▸ Task details:
Copy each line below that contains "color".

▸ The data:
===
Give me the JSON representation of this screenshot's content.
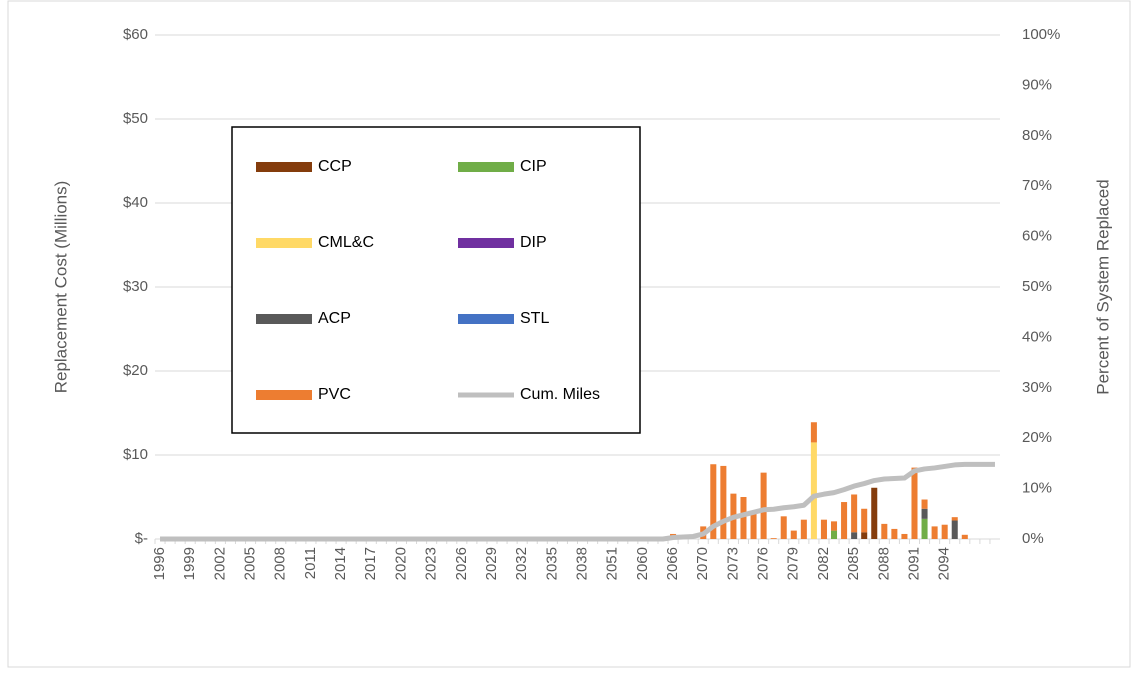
{
  "chart_data": {
    "type": "bar",
    "y_label": "Replacement Cost (Millions)",
    "y2_label": "Percent of System Replaced",
    "categories": [
      "1996",
      null,
      null,
      "1999",
      null,
      null,
      "2002",
      null,
      null,
      "2005",
      null,
      null,
      "2008",
      null,
      null,
      "2011",
      null,
      null,
      "2014",
      null,
      null,
      "2017",
      null,
      null,
      "2020",
      null,
      null,
      "2023",
      null,
      null,
      "2026",
      null,
      null,
      "2029",
      null,
      null,
      "2032",
      null,
      null,
      "2035",
      null,
      null,
      "2038",
      null,
      null,
      "2051",
      null,
      null,
      "2060",
      null,
      null,
      "2066",
      null,
      null,
      "2070",
      null,
      null,
      "2073",
      null,
      null,
      "2076",
      null,
      null,
      "2079",
      null,
      null,
      "2082",
      null,
      null,
      "2085",
      null,
      null,
      "2088",
      null,
      null,
      "2091",
      null,
      null,
      "2094",
      null,
      null,
      null,
      null,
      null
    ],
    "series": [
      {
        "name": "CCP",
        "color": "#843c0c",
        "values": [
          0,
          0,
          0,
          0,
          0,
          0,
          0,
          0,
          0,
          0,
          0,
          0,
          0,
          0,
          0,
          0,
          0,
          0,
          0,
          0,
          0,
          0,
          0,
          0,
          0,
          0,
          0,
          0,
          0,
          0,
          0,
          0,
          0,
          0,
          0,
          0,
          0,
          0,
          0,
          0,
          0,
          0,
          0,
          0,
          0,
          0,
          0,
          0,
          0,
          0,
          0,
          0,
          0,
          0,
          0,
          0,
          0,
          0,
          0,
          0,
          0,
          0,
          0,
          0,
          0,
          0,
          0,
          0,
          0,
          0,
          0.8,
          6.1,
          0,
          0,
          0,
          0,
          0,
          0,
          0,
          0,
          0,
          0,
          0,
          0
        ]
      },
      {
        "name": "CIP",
        "color": "#70ad47",
        "values": [
          0,
          0,
          0,
          0,
          0,
          0,
          0,
          0,
          0,
          0,
          0,
          0,
          0,
          0,
          0,
          0,
          0,
          0,
          0,
          0,
          0,
          0,
          0,
          0,
          0,
          0,
          0,
          0,
          0,
          0,
          0,
          0,
          0,
          0,
          0,
          0,
          0,
          0,
          0,
          0,
          0,
          0,
          0,
          0,
          0,
          0,
          0,
          0,
          0,
          0,
          0,
          0,
          0,
          0,
          0,
          0,
          0,
          0,
          0,
          0,
          0,
          0,
          0,
          0,
          0,
          0,
          0,
          1.0,
          0,
          0,
          0,
          0,
          0,
          0,
          0,
          0,
          2.4,
          0,
          0,
          0,
          0,
          0,
          0,
          0
        ]
      },
      {
        "name": "CML&C",
        "color": "#ffd966",
        "values": [
          0,
          0,
          0,
          0,
          0,
          0,
          0,
          0,
          0,
          0,
          0,
          0,
          0,
          0,
          0,
          0,
          0,
          0,
          0,
          0,
          0,
          0,
          0,
          0,
          0,
          0,
          0,
          0,
          0,
          0,
          0,
          0,
          0,
          0,
          0,
          0,
          0,
          0,
          0,
          0,
          0,
          0,
          0,
          0,
          0,
          0,
          0,
          0,
          0,
          0,
          0,
          0,
          0,
          0,
          0,
          0,
          0,
          0,
          0,
          0,
          0,
          0,
          0,
          0,
          0,
          11.5,
          0,
          0,
          0,
          0,
          0,
          0,
          0,
          0,
          0,
          0,
          0,
          0,
          0,
          0,
          0,
          0,
          0,
          0
        ]
      },
      {
        "name": "DIP",
        "color": "#7030a0",
        "values": [
          0,
          0,
          0,
          0,
          0,
          0,
          0,
          0,
          0,
          0,
          0,
          0,
          0,
          0,
          0,
          0,
          0,
          0,
          0,
          0,
          0,
          0,
          0,
          0,
          0,
          0,
          0,
          0,
          0,
          0,
          0,
          0,
          0,
          0,
          0,
          0,
          0,
          0,
          0,
          0,
          0,
          0,
          0,
          0,
          0,
          0,
          0,
          0,
          0,
          0,
          0,
          0,
          0,
          0,
          0,
          0,
          0,
          0,
          0,
          0,
          0,
          0,
          0,
          0,
          0,
          0,
          0,
          0,
          0,
          0,
          0,
          0,
          0,
          0,
          0,
          0,
          0,
          0,
          0,
          0,
          0,
          0,
          0,
          0
        ]
      },
      {
        "name": "ACP",
        "color": "#595959",
        "values": [
          0,
          0,
          0,
          0,
          0,
          0,
          0,
          0,
          0,
          0,
          0,
          0,
          0,
          0,
          0,
          0,
          0,
          0,
          0,
          0,
          0,
          0,
          0,
          0,
          0,
          0,
          0,
          0,
          0,
          0,
          0,
          0,
          0,
          0,
          0,
          0,
          0,
          0,
          0,
          0,
          0,
          0,
          0,
          0,
          0,
          0,
          0,
          0,
          0,
          0,
          0,
          0,
          0,
          0,
          0,
          0,
          0,
          0,
          0,
          0,
          0,
          0,
          0,
          0,
          0,
          0,
          0,
          0,
          0,
          0.8,
          0,
          0,
          0,
          0,
          0,
          0,
          1.2,
          0,
          0,
          2.2,
          0,
          0,
          0,
          0
        ]
      },
      {
        "name": "STL",
        "color": "#4472c4",
        "values": [
          0,
          0,
          0,
          0,
          0,
          0,
          0,
          0,
          0,
          0,
          0,
          0,
          0,
          0,
          0,
          0,
          0,
          0,
          0,
          0,
          0,
          0,
          0,
          0,
          0,
          0,
          0,
          0,
          0,
          0,
          0,
          0,
          0,
          0,
          0,
          0,
          0,
          0,
          0,
          0,
          0,
          0,
          0,
          0,
          0,
          0,
          0,
          0,
          0,
          0,
          0,
          0,
          0,
          0,
          0,
          0,
          0,
          0,
          0,
          0,
          0,
          0,
          0,
          0,
          0,
          0,
          0,
          0,
          0,
          0,
          0,
          0,
          0,
          0,
          0,
          0,
          0,
          0,
          0,
          0,
          0,
          0,
          0,
          0
        ]
      },
      {
        "name": "PVC",
        "color": "#ed7d31",
        "values": [
          0,
          0,
          0,
          0,
          0,
          0,
          0,
          0,
          0,
          0,
          0,
          0,
          0,
          0,
          0,
          0,
          0,
          0,
          0,
          0,
          0,
          0,
          0,
          0,
          0,
          0,
          0,
          0,
          0,
          0,
          0,
          0,
          0,
          0,
          0,
          0,
          0,
          0,
          0,
          0,
          0,
          0,
          0,
          0,
          0,
          0,
          0,
          0,
          0,
          0,
          0,
          0.6,
          0,
          0,
          1.5,
          8.9,
          8.7,
          5.4,
          5.0,
          3.0,
          7.9,
          0.1,
          2.7,
          1.0,
          2.3,
          2.4,
          2.3,
          1.1,
          4.4,
          4.5,
          2.8,
          0,
          1.8,
          1.2,
          0.6,
          8.5,
          1.1,
          1.5,
          1.7,
          0.4,
          0.5,
          0,
          0,
          0
        ]
      },
      {
        "name": "Cum. Miles",
        "color": "#bfbfbf",
        "type": "line",
        "axis": "y2",
        "values": [
          0,
          0,
          0,
          0,
          0,
          0,
          0,
          0,
          0,
          0,
          0,
          0,
          0,
          0,
          0,
          0,
          0,
          0,
          0,
          0,
          0,
          0,
          0,
          0,
          0,
          0,
          0,
          0,
          0,
          0,
          0,
          0,
          0,
          0,
          0,
          0,
          0,
          0,
          0,
          0,
          0,
          0,
          0,
          0,
          0,
          0,
          0,
          0,
          0,
          0,
          0,
          0.3,
          0.4,
          0.5,
          1.0,
          2.5,
          3.5,
          4.3,
          4.8,
          5.3,
          5.8,
          5.9,
          6.2,
          6.4,
          6.7,
          8.5,
          8.9,
          9.2,
          9.8,
          10.5,
          11.0,
          11.6,
          11.9,
          12.0,
          12.1,
          13.5,
          13.9,
          14.1,
          14.4,
          14.7,
          14.8,
          14.8,
          14.8,
          14.8
        ]
      }
    ],
    "ylim": [
      0,
      60
    ],
    "yticks": [
      {
        "value": 0,
        "label": "$-"
      },
      {
        "value": 10,
        "label": "$10"
      },
      {
        "value": 20,
        "label": "$20"
      },
      {
        "value": 30,
        "label": "$30"
      },
      {
        "value": 40,
        "label": "$40"
      },
      {
        "value": 50,
        "label": "$50"
      },
      {
        "value": 60,
        "label": "$60"
      }
    ],
    "y2lim": [
      0,
      100
    ],
    "y2ticks": [
      {
        "value": 0,
        "label": "0%"
      },
      {
        "value": 10,
        "label": "10%"
      },
      {
        "value": 20,
        "label": "20%"
      },
      {
        "value": 30,
        "label": "30%"
      },
      {
        "value": 40,
        "label": "40%"
      },
      {
        "value": 50,
        "label": "50%"
      },
      {
        "value": 60,
        "label": "60%"
      },
      {
        "value": 70,
        "label": "70%"
      },
      {
        "value": 80,
        "label": "80%"
      },
      {
        "value": 90,
        "label": "90%"
      },
      {
        "value": 100,
        "label": "100%"
      }
    ],
    "grid": true,
    "stacked": true
  }
}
===
▸ Response to this exercise:
        "color": "#843c0c",
        "color": "#70ad47",
        "color": "#ffd966",
        "color": "#7030a0",
        "color": "#595959",
        "color": "#4472c4",
        "color": "#ed7d31",
        "color": "#bfbfbf",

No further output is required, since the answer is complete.